### Exercise prompt
Return the lines below word for word, everything from the first line of the entries down to the line containing "table-row [0,333,550,352]", with both of those lines included.

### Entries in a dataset
◆ ◆ ◆

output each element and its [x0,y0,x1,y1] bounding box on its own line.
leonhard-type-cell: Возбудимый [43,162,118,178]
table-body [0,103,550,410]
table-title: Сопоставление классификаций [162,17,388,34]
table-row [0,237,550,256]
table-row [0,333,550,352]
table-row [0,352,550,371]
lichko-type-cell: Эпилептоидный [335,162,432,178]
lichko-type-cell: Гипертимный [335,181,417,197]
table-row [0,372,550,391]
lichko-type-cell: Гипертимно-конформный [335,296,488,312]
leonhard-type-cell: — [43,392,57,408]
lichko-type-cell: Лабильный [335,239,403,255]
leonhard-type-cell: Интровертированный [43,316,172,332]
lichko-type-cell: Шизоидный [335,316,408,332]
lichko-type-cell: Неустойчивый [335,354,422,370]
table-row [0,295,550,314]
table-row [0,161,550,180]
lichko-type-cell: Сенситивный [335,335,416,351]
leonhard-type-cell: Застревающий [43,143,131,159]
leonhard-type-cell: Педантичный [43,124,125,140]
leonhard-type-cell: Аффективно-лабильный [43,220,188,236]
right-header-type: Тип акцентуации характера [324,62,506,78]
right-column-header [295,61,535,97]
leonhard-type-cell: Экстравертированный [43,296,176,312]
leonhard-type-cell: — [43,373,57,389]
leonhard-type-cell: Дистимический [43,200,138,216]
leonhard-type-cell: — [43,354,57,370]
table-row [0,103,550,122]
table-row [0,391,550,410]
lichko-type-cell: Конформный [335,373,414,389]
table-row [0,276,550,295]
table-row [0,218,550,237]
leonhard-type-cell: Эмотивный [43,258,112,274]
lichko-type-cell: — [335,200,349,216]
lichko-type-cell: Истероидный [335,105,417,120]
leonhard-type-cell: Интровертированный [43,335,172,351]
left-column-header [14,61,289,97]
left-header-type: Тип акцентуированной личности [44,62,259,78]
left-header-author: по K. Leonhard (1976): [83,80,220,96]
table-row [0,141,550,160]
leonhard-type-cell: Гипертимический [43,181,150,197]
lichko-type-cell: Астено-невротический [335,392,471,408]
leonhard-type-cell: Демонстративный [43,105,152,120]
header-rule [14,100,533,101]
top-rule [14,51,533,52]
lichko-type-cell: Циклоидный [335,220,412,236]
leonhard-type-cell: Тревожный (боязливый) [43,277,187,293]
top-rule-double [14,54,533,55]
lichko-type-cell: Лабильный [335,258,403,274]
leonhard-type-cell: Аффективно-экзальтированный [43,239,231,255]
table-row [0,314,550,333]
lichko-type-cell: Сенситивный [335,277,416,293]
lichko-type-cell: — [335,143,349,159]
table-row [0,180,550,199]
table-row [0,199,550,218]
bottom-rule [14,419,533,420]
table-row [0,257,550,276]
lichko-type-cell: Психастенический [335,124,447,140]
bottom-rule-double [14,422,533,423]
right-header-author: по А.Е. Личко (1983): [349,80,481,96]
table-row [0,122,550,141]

◆ ◆ ◆

### Exercise output
output each element and its [x0,y0,x1,y1] bounding box on its own line.
leonhard-type-cell: Возбудимый [43,162,118,178]
table-body [0,103,550,410]
table-title: Сопоставление классификаций [162,17,388,34]
table-row [0,237,550,256]
table-row [0,333,550,352]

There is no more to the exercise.